Given instruction: Leave the pictures out. Return all other data exactly.
---------- Exercise material
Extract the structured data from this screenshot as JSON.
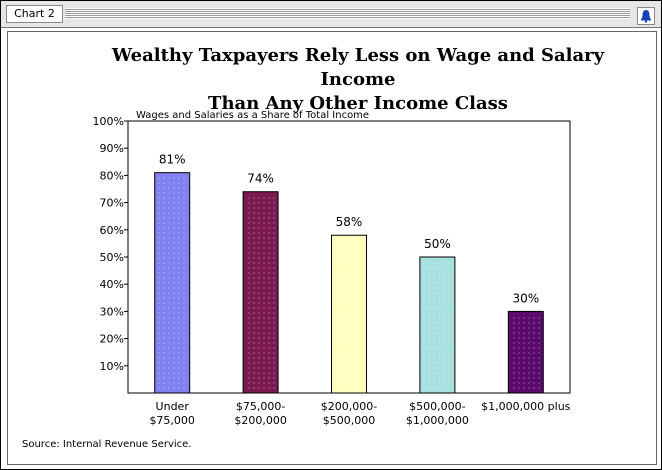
{
  "window": {
    "tab_label": "Chart 2"
  },
  "chart_data": {
    "type": "bar",
    "title_line1": "Wealthy Taxpayers Rely Less on Wage and Salary Income",
    "title_line2": "Than Any Other Income Class",
    "subtitle": "Wages and Salaries as a Share of Total  Income",
    "categories": [
      [
        "Under",
        "$75,000"
      ],
      [
        "$75,000-",
        "$200,000"
      ],
      [
        "$200,000-",
        "$500,000"
      ],
      [
        "$500,000-",
        "$1,000,000"
      ],
      [
        "$1,000,000 plus"
      ]
    ],
    "values": [
      81,
      74,
      58,
      50,
      30
    ],
    "data_labels": [
      "81%",
      "74%",
      "58%",
      "50%",
      "30%"
    ],
    "colors": [
      "#8080f0",
      "#7a1a50",
      "#ffffc0",
      "#a8e0e0",
      "#5a0a6a"
    ],
    "yticks": [
      10,
      20,
      30,
      40,
      50,
      60,
      70,
      80,
      90,
      100
    ],
    "ytick_labels": [
      "10%",
      "20%",
      "30%",
      "40%",
      "50%",
      "60%",
      "70%",
      "80%",
      "90%",
      "100%"
    ],
    "ylim": [
      0,
      100
    ],
    "source": "Source:  Internal Revenue Service."
  }
}
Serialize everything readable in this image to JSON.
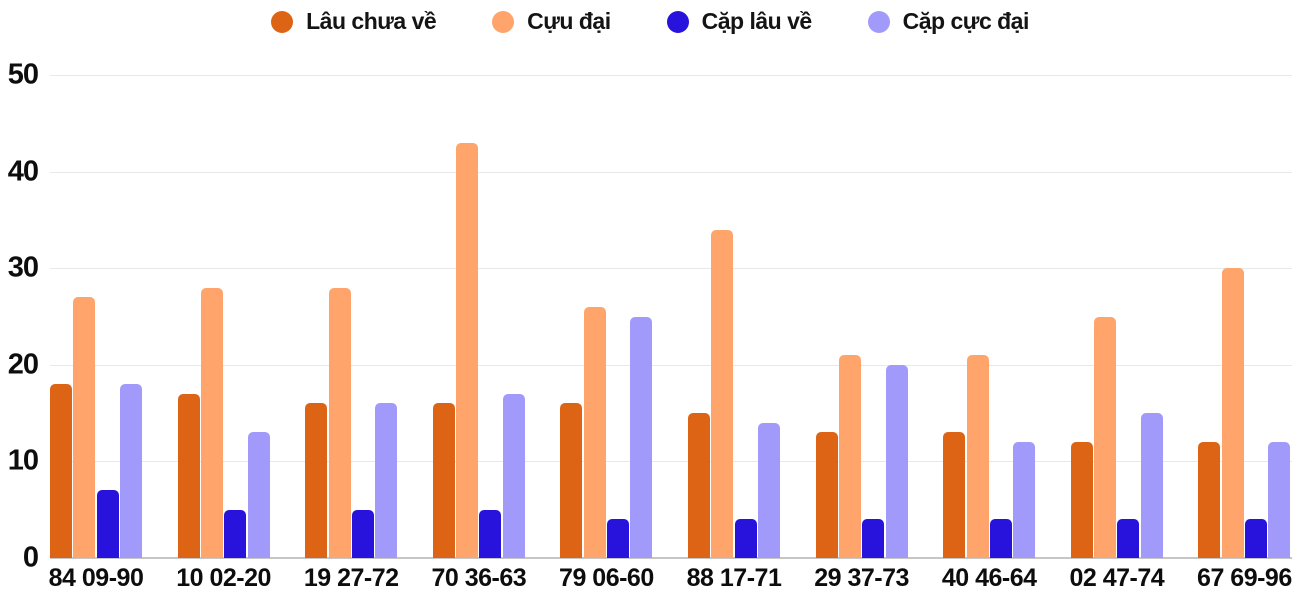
{
  "chart_data": {
    "type": "bar",
    "title": "",
    "categories": [
      "84 09-90",
      "10 02-20",
      "19 27-72",
      "70 36-63",
      "79 06-60",
      "88 17-71",
      "29 37-73",
      "40 46-64",
      "02 47-74",
      "67 69-96"
    ],
    "series": [
      {
        "name": "Lâu chưa về",
        "color": "#dc6414",
        "values": [
          18,
          17,
          16,
          16,
          16,
          15,
          13,
          13,
          12,
          12
        ]
      },
      {
        "name": "Cựu đại",
        "color": "#ffa46a",
        "values": [
          27,
          28,
          28,
          43,
          26,
          34,
          21,
          21,
          25,
          30
        ]
      },
      {
        "name": "Cặp lâu về",
        "color": "#2713dc",
        "values": [
          7,
          5,
          5,
          5,
          4,
          4,
          4,
          4,
          4,
          4
        ]
      },
      {
        "name": "Cặp cực đại",
        "color": "#a29afb",
        "values": [
          18,
          13,
          16,
          17,
          25,
          14,
          20,
          12,
          15,
          12
        ]
      }
    ],
    "yticks": [
      0,
      10,
      20,
      30,
      40,
      50
    ],
    "ylim": [
      0,
      50
    ],
    "grid": true,
    "legend_position": "top"
  },
  "colors": {
    "background": "#ffffff",
    "text": "#0d0d0d",
    "gridline": "#e8e8e8",
    "axis_line": "#c6c6c6"
  }
}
--------------------
The completed task:
Extract the structured data from this screenshot as JSON.
{
  "window": {
    "tab_label": "Chart 2"
  },
  "chart_data": {
    "type": "bar",
    "title_line1": "Wealthy Taxpayers Rely Less on Wage and Salary Income",
    "title_line2": "Than Any Other Income Class",
    "subtitle": "Wages and Salaries as a Share of Total  Income",
    "categories": [
      [
        "Under",
        "$75,000"
      ],
      [
        "$75,000-",
        "$200,000"
      ],
      [
        "$200,000-",
        "$500,000"
      ],
      [
        "$500,000-",
        "$1,000,000"
      ],
      [
        "$1,000,000 plus"
      ]
    ],
    "values": [
      81,
      74,
      58,
      50,
      30
    ],
    "data_labels": [
      "81%",
      "74%",
      "58%",
      "50%",
      "30%"
    ],
    "colors": [
      "#8080f0",
      "#7a1a50",
      "#ffffc0",
      "#a8e0e0",
      "#5a0a6a"
    ],
    "yticks": [
      10,
      20,
      30,
      40,
      50,
      60,
      70,
      80,
      90,
      100
    ],
    "ytick_labels": [
      "10%",
      "20%",
      "30%",
      "40%",
      "50%",
      "60%",
      "70%",
      "80%",
      "90%",
      "100%"
    ],
    "ylim": [
      0,
      100
    ],
    "source": "Source:  Internal Revenue Service."
  }
}
Serialize everything readable in this image to JSON.
{
  "chart_data": {
    "type": "bar",
    "title": "",
    "categories": [
      "84 09-90",
      "10 02-20",
      "19 27-72",
      "70 36-63",
      "79 06-60",
      "88 17-71",
      "29 37-73",
      "40 46-64",
      "02 47-74",
      "67 69-96"
    ],
    "series": [
      {
        "name": "Lâu chưa về",
        "color": "#dc6414",
        "values": [
          18,
          17,
          16,
          16,
          16,
          15,
          13,
          13,
          12,
          12
        ]
      },
      {
        "name": "Cựu đại",
        "color": "#ffa46a",
        "values": [
          27,
          28,
          28,
          43,
          26,
          34,
          21,
          21,
          25,
          30
        ]
      },
      {
        "name": "Cặp lâu về",
        "color": "#2713dc",
        "values": [
          7,
          5,
          5,
          5,
          4,
          4,
          4,
          4,
          4,
          4
        ]
      },
      {
        "name": "Cặp cực đại",
        "color": "#a29afb",
        "values": [
          18,
          13,
          16,
          17,
          25,
          14,
          20,
          12,
          15,
          12
        ]
      }
    ],
    "yticks": [
      0,
      10,
      20,
      30,
      40,
      50
    ],
    "ylim": [
      0,
      50
    ],
    "grid": true,
    "legend_position": "top"
  },
  "colors": {
    "background": "#ffffff",
    "text": "#0d0d0d",
    "gridline": "#e8e8e8",
    "axis_line": "#c6c6c6"
  }
}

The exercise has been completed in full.